* START DATASET ENTRIES *
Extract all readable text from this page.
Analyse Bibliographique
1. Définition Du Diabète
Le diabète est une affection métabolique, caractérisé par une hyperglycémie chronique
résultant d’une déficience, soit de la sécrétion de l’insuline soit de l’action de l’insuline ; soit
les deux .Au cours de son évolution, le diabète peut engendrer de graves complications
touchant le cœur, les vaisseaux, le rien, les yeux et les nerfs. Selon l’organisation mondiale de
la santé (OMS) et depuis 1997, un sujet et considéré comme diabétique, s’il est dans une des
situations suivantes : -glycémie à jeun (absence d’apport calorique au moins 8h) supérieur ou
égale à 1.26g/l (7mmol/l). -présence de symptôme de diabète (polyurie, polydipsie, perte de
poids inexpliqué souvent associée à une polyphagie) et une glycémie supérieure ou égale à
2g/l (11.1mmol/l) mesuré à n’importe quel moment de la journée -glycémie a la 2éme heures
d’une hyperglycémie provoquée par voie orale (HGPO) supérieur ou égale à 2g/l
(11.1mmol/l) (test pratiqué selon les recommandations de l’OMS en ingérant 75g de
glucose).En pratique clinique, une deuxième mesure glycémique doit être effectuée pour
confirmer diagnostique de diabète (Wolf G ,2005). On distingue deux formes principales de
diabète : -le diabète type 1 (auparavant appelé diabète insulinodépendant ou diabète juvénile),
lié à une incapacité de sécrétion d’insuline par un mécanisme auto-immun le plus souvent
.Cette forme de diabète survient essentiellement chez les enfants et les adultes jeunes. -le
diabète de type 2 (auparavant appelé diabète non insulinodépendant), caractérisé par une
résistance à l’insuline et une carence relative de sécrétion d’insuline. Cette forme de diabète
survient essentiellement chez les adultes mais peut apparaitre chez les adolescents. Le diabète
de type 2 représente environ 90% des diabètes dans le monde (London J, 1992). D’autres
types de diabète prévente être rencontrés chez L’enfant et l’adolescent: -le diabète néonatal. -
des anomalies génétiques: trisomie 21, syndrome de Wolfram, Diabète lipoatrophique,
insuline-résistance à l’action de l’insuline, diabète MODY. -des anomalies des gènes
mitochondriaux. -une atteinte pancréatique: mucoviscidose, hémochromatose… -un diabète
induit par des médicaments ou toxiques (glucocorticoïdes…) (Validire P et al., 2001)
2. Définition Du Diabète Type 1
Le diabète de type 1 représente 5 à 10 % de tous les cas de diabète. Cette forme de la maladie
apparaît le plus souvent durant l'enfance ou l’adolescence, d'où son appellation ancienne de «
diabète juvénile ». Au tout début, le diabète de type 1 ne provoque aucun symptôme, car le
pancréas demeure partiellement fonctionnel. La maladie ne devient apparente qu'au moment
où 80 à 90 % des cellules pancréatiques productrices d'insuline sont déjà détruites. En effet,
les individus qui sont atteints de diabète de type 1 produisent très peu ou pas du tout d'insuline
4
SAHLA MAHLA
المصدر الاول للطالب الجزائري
* END DATASET ENTRIES *
## EXERCISE REQUIREMENTS:
Leave out every line without the string "moment" and copy the rest.

## EXERCISE RESULT:
2g/l (11.1mmol/l) mesuré à n’importe quel moment de la journée -glycémie a la 2éme heures
pancréas demeure partiellement fonctionnel. La maladie ne devient apparente qu'au moment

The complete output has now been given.